本文抜粋 -
++++++++++++++++++++

頭数は揃っているが、実態はエンジェルスがここ数年、生温い補強で構築した投手陣と大差ない。球団は「ストローマン以上」を求め、FA市場でサイ・ヤング賞投手のブレイク・スネル(14勝9敗、防御率2.25)のような大物獲得か、トレードでレイズのタイラー・グラスノー(10勝7敗、防御率3.53)級の投手獲得を模索中だ。
補強が必要なのは救援陣も同じで、左腕ジョシュ・ヘイダー(33セーブ、防御率1.28)のような大物を狙うのか、昨オフFAで獲得しながらも期待に応えられなかったマイケル・フルマー(2セーブ、防御率4.42)のような投手を獲得するギャンブルに出るのか注目される。
補強ポイントの多さを考えると、「エンジェルスと同じじゃないか」とため息が出そうだが、カブスのチーム作りは曖昧な経営判断のエンジェルスとは一線を画しており、比較的鮮明に近未来を予測できる。
トム・リケッツ最高責任者を筆頭とする経営陣は09年にチームを買収すると、その2年後にレッドソックスとの契約を1年残していたセオ・エプスタインを編成総責任者として5年契約で招聘し、当時低迷中のチーム再建を全面的に託した。
エプスタインは就任直後からベテランや中堅の主力選手を次々とトレードで放出し、他球団の有望株を獲得したり、ドラフトの上位順位指名を確保しながら再建を進めた。有望株が成長する過程で「育成を継続する選手」と「トレード要員」を選別し、今度は他球団の主力を獲得したり、FA市場で補強を展開した結果、15年からの6年間で108年ぶりのワールドシリーズ制覇を含む5回のプレーオフ進出という「プチ黄金期」を築いた。
エプスタインの右腕だったジェド・ホイヤーが跡を継ぐと、エンジェルスがアルバート・プーホルスやマイク・トラウト、アンソニー・レンドーンらコストパフォーマンスに低くなったスター選手を保有し続けたのとは対照的に、16年MVPのクリス・ブライアントやアンソニー・リゾーら世界一をもたらした主力を放出し、「プチ黄金期」を解体。戦力再編成期を経て、現在はもう一度コンテンダーにのし上がる最後の仕上げを施すタイミングとなっている。 このオフは前ブルワーズのクレイグ・カウンセル新監督を迎え入れ、「最後の切り札」大谷獲得のために10年総額6億ドル級の超大型契約を用意しているという。

++++++++++++++++++++

提供資料 -
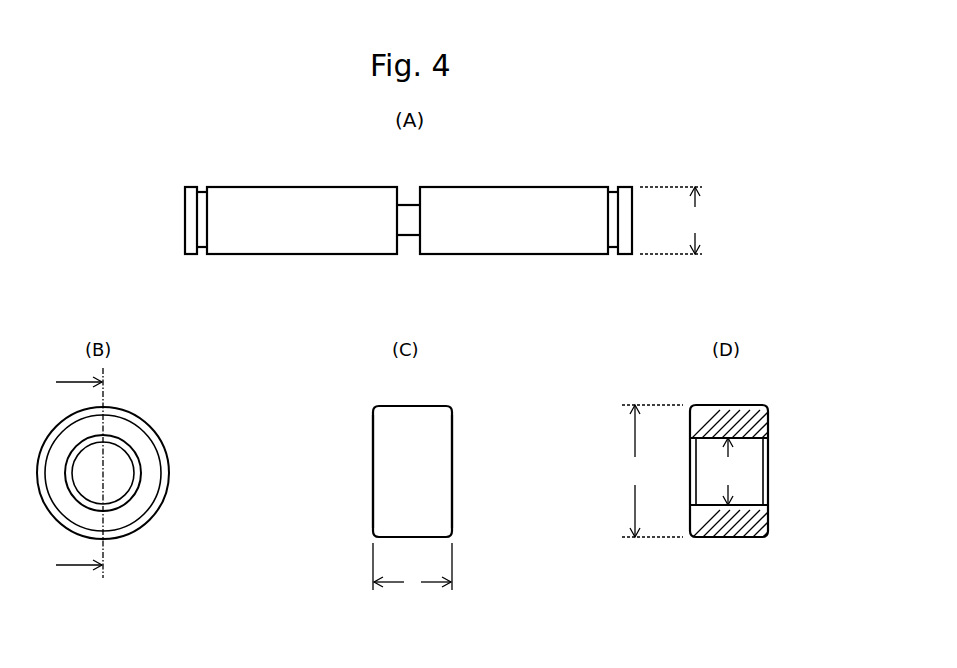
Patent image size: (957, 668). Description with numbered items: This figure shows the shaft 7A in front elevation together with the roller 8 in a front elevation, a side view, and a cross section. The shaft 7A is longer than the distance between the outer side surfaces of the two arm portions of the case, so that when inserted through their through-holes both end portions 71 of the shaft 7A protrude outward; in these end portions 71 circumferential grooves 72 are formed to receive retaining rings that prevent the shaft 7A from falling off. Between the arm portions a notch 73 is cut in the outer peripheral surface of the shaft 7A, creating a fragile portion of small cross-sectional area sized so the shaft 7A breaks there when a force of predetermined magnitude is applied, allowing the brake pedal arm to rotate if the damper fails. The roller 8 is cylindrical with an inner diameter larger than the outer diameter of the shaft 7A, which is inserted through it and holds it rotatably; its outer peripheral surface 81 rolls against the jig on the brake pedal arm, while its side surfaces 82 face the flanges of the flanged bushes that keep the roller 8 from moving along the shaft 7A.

++++++++++++++++++++

作業一覧 -
A. 本文によると、トム・リケッツ最高責任者を筆頭とする経営陣がチームを買収したのは何年か。
B. 本文の「頭数は揃っているが、実態はエ」から「いう「プチ黄金期」を築いた。」までを一字一句変えずに返せ。
C. 次の各記述が本文と合っているかを「はい」か「いいえ」で答え、判断の決め手となる本文の語句をそのまま引用せよ。(i) エプスタインは招聘された時点で、レッドソックスとの契約を1年残していた。(ii) 15年からの6年間で、プレーオフ進出は4回だった。(iii) クレイグ・カウンセル新監督は前ブルワーズの監督である。

解答 -
A. 09年

B.
頭数は揃っているが、実態はエンジェルスがここ数年、生温い補強で構築した投手陣と大差ない。球団は「ストローマン以上」を求め、FA市場でサイ・ヤング賞投手のブレイク・スネル(14勝9敗、防御率2.25)のような大物獲得か、トレードでレイズのタイラー・グラスノー(10勝7敗、防御率3.53)級の投手獲得を模索中だ。
補強が必要なのは救援陣も同じで、左腕ジョシュ・ヘイダー(33セーブ、防御率1.28)のような大物を狙うのか、昨オフFAで獲得しながらも期待に応えられなかったマイケル・フルマー(2セーブ、防御率4.42)のような投手を獲得するギャンブルに出るのか注目される。
補強ポイントの多さを考えると、「エンジェルスと同じじゃないか」とため息が出そうだが、カブスのチーム作りは曖昧な経営判断のエンジェルスとは一線を画しており、比較的鮮明に近未来を予測できる。
トム・リケッツ最高責任者を筆頭とする経営陣は09年にチームを買収すると、その2年後にレッドソックスとの契約を1年残していたセオ・エプスタインを編成総責任者として5年契約で招聘し、当時低迷中のチーム再建を全面的に託した。
エプスタインは就任直後からベテランや中堅の主力選手を次々とトレードで放出し、他球団の有望株を獲得したり、ドラフトの上位順位指名を確保しながら再建を進めた。有望株が成長する過程で「育成を継続する選手」と「トレード要員」を選別し、今度は他球団の主力を獲得したり、FA市場で補強を展開した結果、15年からの6年間で108年ぶりのワールドシリーズ制覇を含む5回のプレーオフ進出という「プチ黄金期」を築いた。

C.
(i) はい。「レッドソックスとの契約を1年残していたセオ・エプスタイン」
(ii) いいえ。「5回のプレーオフ進出」
(iii) はい。「前ブルワーズのクレイグ・カウンセル新監督」